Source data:
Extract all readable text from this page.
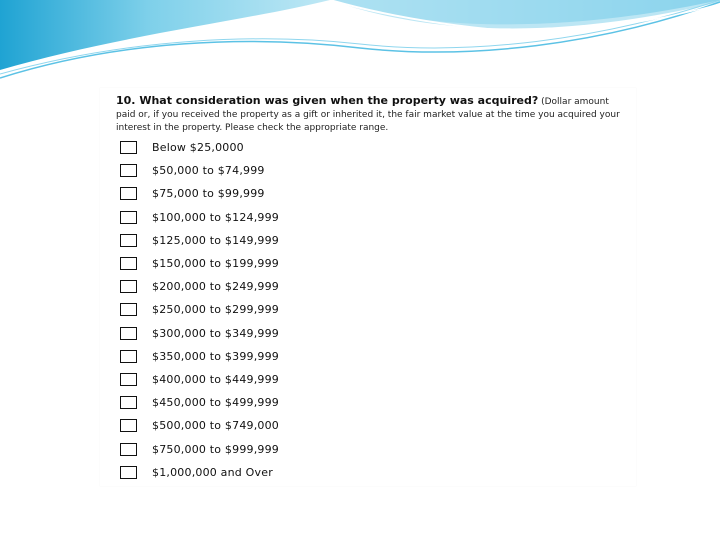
10. What consideration was given when the property was acquired? (Dollar amount paid or, if you received the property as a gift or inherited it, the fair market value at the time you acquired your interest in the property. Please check the appropriate range.

Below $25,0000
$50,000 to $74,999
$75,000 to $99,999
$100,000 to $124,999
$125,000 to $149,999
$150,000 to $199,999
$200,000 to $249,999
$250,000 to $299,999
$300,000 to $349,999
$350,000 to $399,999
$400,000 to $449,999
$450,000 to $499,999
$500,000 to $749,000
$750,000 to $999,999
$1,000,000 and Over
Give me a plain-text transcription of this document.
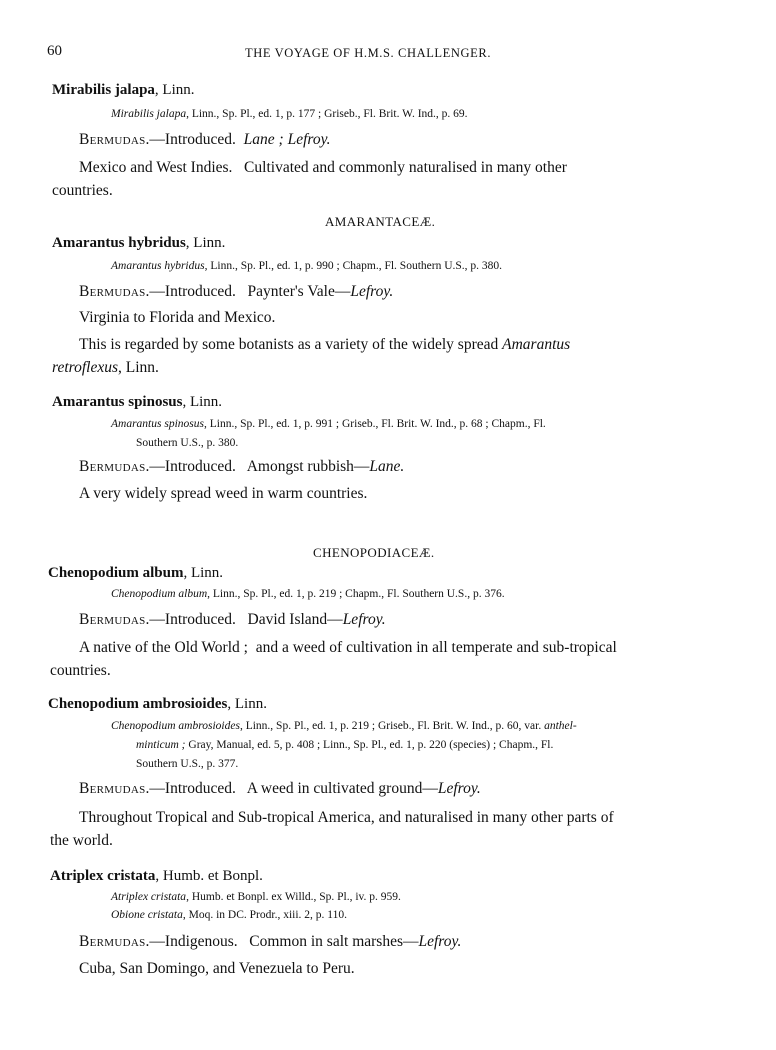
60	THE VOYAGE OF H.M.S. CHALLENGER.
Mirabilis jalapa, Linn.
Mirabilis jalapa, Linn., Sp. Pl., ed. 1, p. 177 ; Griseb., Fl. Brit. W. Ind., p. 69.
Bermudas.—Introduced.  Lane ; Lefroy.
Mexico and West Indies.   Cultivated and commonly naturalised in many other
countries.
AMARANTACEÆ.
Amarantus hybridus, Linn.
Amarantus hybridus, Linn., Sp. Pl., ed. 1, p. 990 ; Chapm., Fl. Southern U.S., p. 380.
Bermudas.—Introduced.   Paynter's Vale—Lefroy.
Virginia to Florida and Mexico.
This is regarded by some botanists as a variety of the widely spread Amarantus
retroflexus, Linn.
Amarantus spinosus, Linn.
Amarantus spinosus, Linn., Sp. Pl., ed. 1, p. 991 ; Griseb., Fl. Brit. W. Ind., p. 68 ; Chapm., Fl.
Southern U.S., p. 380.
Bermudas.—Introduced.   Amongst rubbish—Lane.
A very widely spread weed in warm countries.
CHENOPODIACEÆ.
Chenopodium album, Linn.
Chenopodium album, Linn., Sp. Pl., ed. 1, p. 219 ; Chapm., Fl. Southern U.S., p. 376.
Bermudas.—Introduced.   David Island—Lefroy.
A native of the Old World ;  and a weed of cultivation in all temperate and sub-tropical
countries.
Chenopodium ambrosioides, Linn.
Chenopodium ambrosioides, Linn., Sp. Pl., ed. 1, p. 219 ; Griseb., Fl. Brit. W. Ind., p. 60, var. anthel-
minticum ; Gray, Manual, ed. 5, p. 408 ; Linn., Sp. Pl., ed. 1, p. 220 (species) ; Chapm., Fl.
Southern U.S., p. 377.
Bermudas.—Introduced.   A weed in cultivated ground—Lefroy.
Throughout Tropical and Sub-tropical America, and naturalised in many other parts of
the world.
Atriplex cristata, Humb. et Bonpl.
Atriplex cristata, Humb. et Bonpl. ex Willd., Sp. Pl., iv. p. 959.
Obione cristata, Moq. in DC. Prodr., xiii. 2, p. 110.
Bermudas.—Indigenous.   Common in salt marshes—Lefroy.
Cuba, San Domingo, and Venezuela to Peru.
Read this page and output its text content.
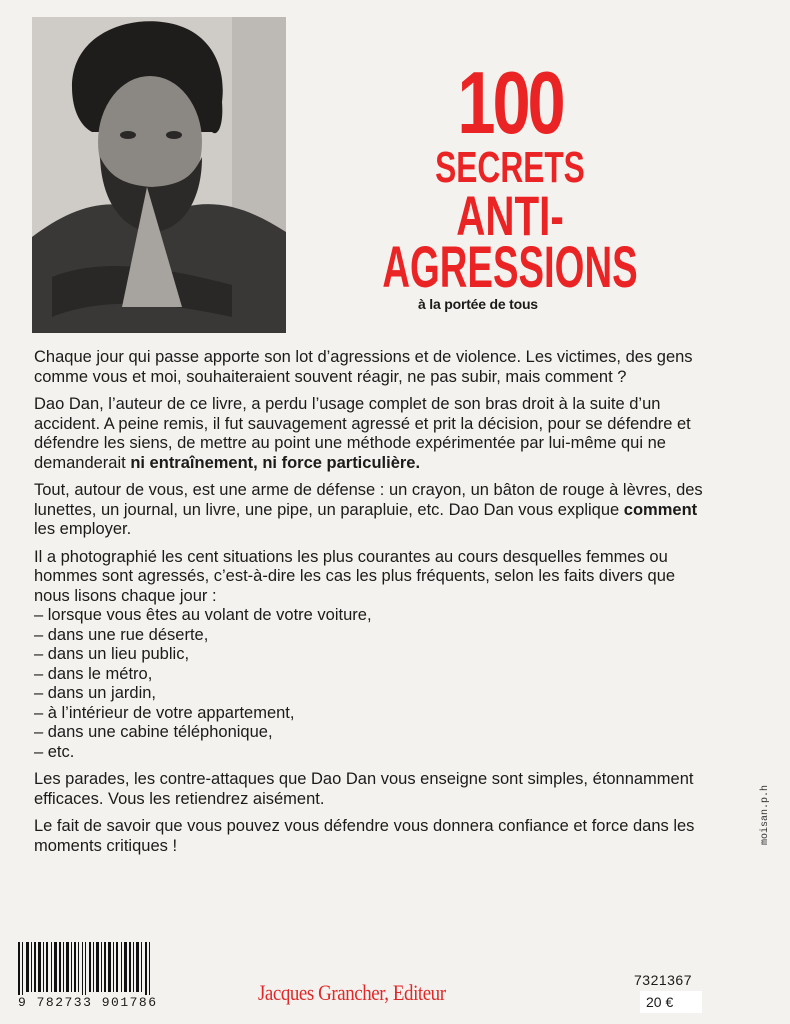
100
SECRETS
ANTI-
AGRESSIONS
à la portée de tous

Chaque jour qui passe apporte son lot d’agressions et de violence. Les victimes, des gens comme vous et moi, souhaiteraient souvent réagir, ne pas subir, mais comment ?

Dao Dan, l’auteur de ce livre, a perdu l’usage complet de son bras droit à la suite d’un accident. A peine remis, il fut sauvagement agressé et prit la décision, pour se défendre et défendre les siens, de mettre au point une méthode expérimentée par lui-même qui ne demanderait ni entraînement, ni force particulière.

Tout, autour de vous, est une arme de défense : un crayon, un bâton de rouge à lèvres, des lunettes, un journal, un livre, une pipe, un parapluie, etc. Dao Dan vous explique comment les employer.

Il a photographié les cent situations les plus courantes au cours desquelles femmes ou hommes sont agressés, c’est-à-dire les cas les plus fréquents, selon les faits divers que nous lisons chaque jour :

– lorsque vous êtes au volant de votre voiture,
– dans une rue déserte,
– dans un lieu public,
– dans le métro,
– dans un jardin,
– à l’intérieur de votre appartement,
– dans une cabine téléphonique,
– etc.

Les parades, les contre-attaques que Dao Dan vous enseigne sont simples, étonnamment efficaces. Vous les retiendrez aisément.

Le fait de savoir que vous pouvez vous défendre vous donnera confiance et force dans les moments critiques !

9 782733 901786	Jacques Grancher, Editeur	7321367
20 €
moisan.p.h
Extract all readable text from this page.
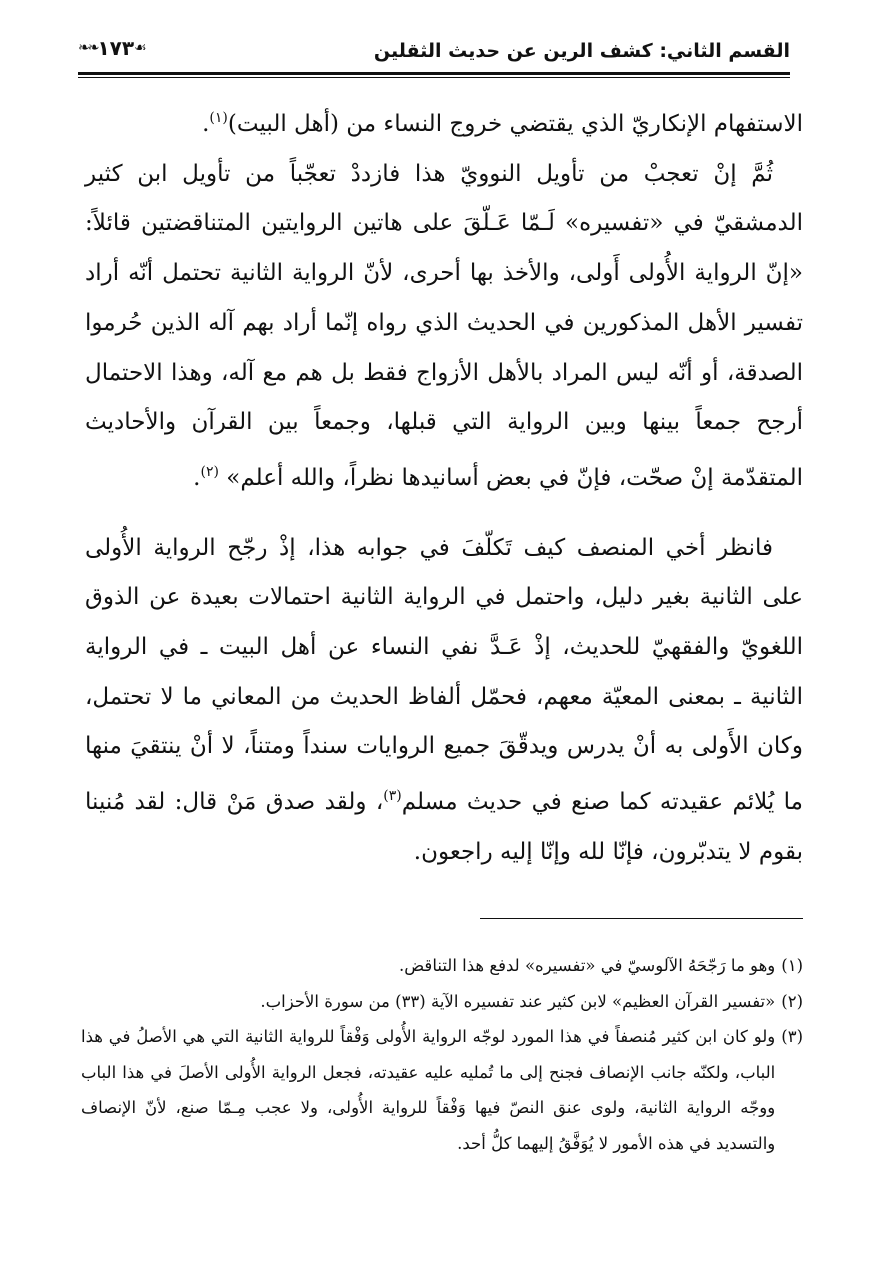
القسم الثاني: كشف الرين عن حديث الثقلين
❧❧ ١٧٣ ☙

الاستفهام الإنكاريّ الذي يقتضي خروج النساء من (أهل البيت)$^{(١)}$.

ثُمَّ إنْ تعجبْ من تأويل النوويّ هذا فازددْ تعجّباً من تأويل ابن كثير الدمشقيّ في «تفسيره» لَـمّا عَـلّقَ على هاتين الروايتين المتناقضتين قائلاً: «إنّ الرواية الأُولى أَولى، والأخذ بها أحرى، لأنّ الرواية الثانية تحتمل أنّه أراد تفسير الأهل المذكورين في الحديث الذي رواه إنّما أراد بهم آله الذين حُرموا الصدقة، أو أنّه ليس المراد بالأهل الأزواج فقط بل هم مع آله، وهذا الاحتمال أرجح جمعاً بينها وبين الرواية التي قبلها، وجمعاً بين القرآن والأحاديث المتقدّمة إنْ صحّت، فإنّ في بعض أسانيدها نظراً، والله أعلم» $^{(٢)}$.

فانظر أخي المنصف كيف تَكلّفَ في جوابه هذا، إذْ رجّح الرواية الأُولى على الثانية بغير دليل، واحتمل في الرواية الثانية احتمالات بعيدة عن الذوق اللغويّ والفقهيّ للحديث، إذْ عَـدَّ نفي النساء عن أهل البيت ـ في الرواية الثانية ـ بمعنى المعيّة معهم، فحمّل ألفاظ الحديث من المعاني ما لا تحتمل، وكان الأَولى به أنْ يدرس ويدقّقَ جميع الروايات سنداً ومتناً، لا أنْ ينتقيَ منها ما يُلائم عقيدته كما صنع في حديث مسلم$^{(٣)}$، ولقد صدق مَنْ قال: لقد مُنينا بقوم لا يتدبّرون، فإنّا لله وإنّا إليه راجعون.

(١)
وهو ما رَجّحَهُ الآلوسيّ في «تفسيره» لدفع هذا التناقض.
(٢)
«تفسير القرآن العظيم» لابن كثير عند تفسيره الآية (٣٣) من سورة الأحزاب.
(٣)
ولو كان ابن كثير مُنصفاً في هذا المورد لوجّه الرواية الأُولى وَفْقاً للرواية الثانية التي هي الأصلُ في هذا الباب، ولكنّه جانب الإنصاف فجنح إلى ما تُمليه عليه عقيدته، فجعل الرواية الأُولى الأصلَ في هذا الباب ووجّه الرواية الثانية، ولوى عنق النصّ فيها وَفْقاً للرواية الأُولى، ولا عجب مِـمّا صنع، لأنّ الإنصاف والتسديد في هذه الأمور لا يُوَفَّقُ إليهما كلُّ أحد.
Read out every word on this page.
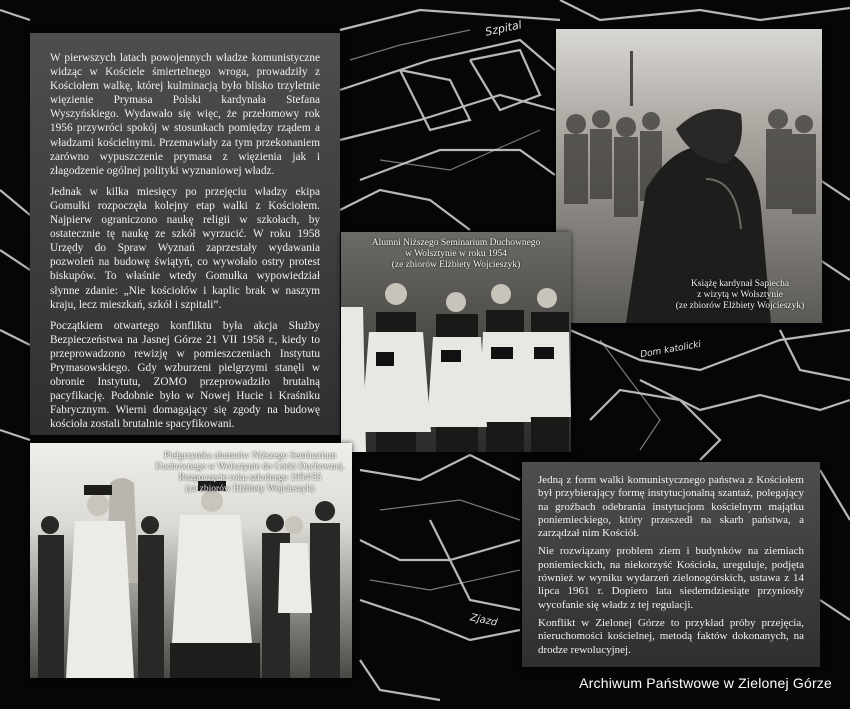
Szpital
Dom katolicki
Zjazd

W pierwszych latach powojennych władze komunistyczne widząc w Kościele śmiertelnego wroga, prowadziły z Kościołem walkę, której kulminacją było blisko trzyletnie więzienie Prymasa Polski kardynała Stefana Wyszyńskiego. Wydawało się więc, że przełomowy rok 1956 przywróci spokój w stosunkach pomiędzy rządem a władzami kościelnymi. Przemawiały za tym przekonaniem zarówno wypuszczenie prymasa z więzienia jak i złagodzenie ogólnej polityki wyznaniowej władz.

Jednak w kilka miesięcy po przejęciu władzy ekipa Gomułki rozpoczęła kolejny etap walki z Kościołem. Najpierw ograniczono naukę religii w szkołach, by ostatecznie tę naukę ze szkół wyrzucić. W roku 1958 Urzędy do Spraw Wyznań zaprzestały wydawania pozwoleń na budowę świątyń, co wywołało ostry protest biskupów. To właśnie wtedy Gomułka wypowiedział słynne zdanie: „Nie kościołów i kaplic brak w naszym kraju, lecz mieszkań, szkół i szpitali”.

Początkiem otwartego konfliktu była akcja Służby Bezpieczeństwa na Jasnej Górze 21 VII 1958 r., kiedy to przeprowadzono rewizję w pomieszczeniach Instytutu Prymasowskiego. Gdy wzburzeni pielgrzymi stanęli w obronie Instytutu, ZOMO przeprowadziło brutalną pacyfikację. Podobnie było w Nowej Hucie i Kraśniku Fabrycznym. Wierni domagający się zgody na budowę kościoła zostali brutalnie spacyfikowani.

Książę kardynał Sapiecha
z wizytą w Wolsztynie
(ze zbiorów Elżbiety Wojcieszyk)
Alumni Niższego Seminarium Duchownego
w Wolsztynie w roku 1954
(ze zbiorów Elżbiety Wojcieszyk)
Pielgrzymka alumnów Niższego Seminarium
Duchownego w Wolsztynie do Górki Duchownej.
Rozpoczęcie roku szkolnego 1954/55
(ze zbiorów Elżbiety Wojcieszyk)

Jedną z form walki komunistycznego państwa z Kościołem był przybierający formę instytucjonalną szantaż, polegający na groźbach odebrania instytucjom kościelnym majątku poniemieckiego, który przeszedł na skarb państwa, a zarządzał nim Kościół.

Nie rozwiązany problem ziem i budynków na ziemiach poniemieckich, na niekorzyść Kościoła, ureguluje, podjęta również w wyniku wydarzeń zielonogórskich, ustawa z 14 lipca 1961 r. Dopiero lata siedemdziesiąte przyniosły wycofanie się władz z tej regulacji.

Konflikt w Zielonej Górze to przykład próby przejęcia, nieruchomości kościelnej, metodą faktów dokonanych, na drodze rewolucyjnej.

Archiwum Państwowe w Zielonej Górze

Stated goal: Make a copy of each line that contains the string "album".

Full answer:
Chenopodium album, Linn.
Chenopodium album, Linn., Sp. Pl., ed. 1, p. 219 ; Chapm., Fl. Southern U.S., p. 376.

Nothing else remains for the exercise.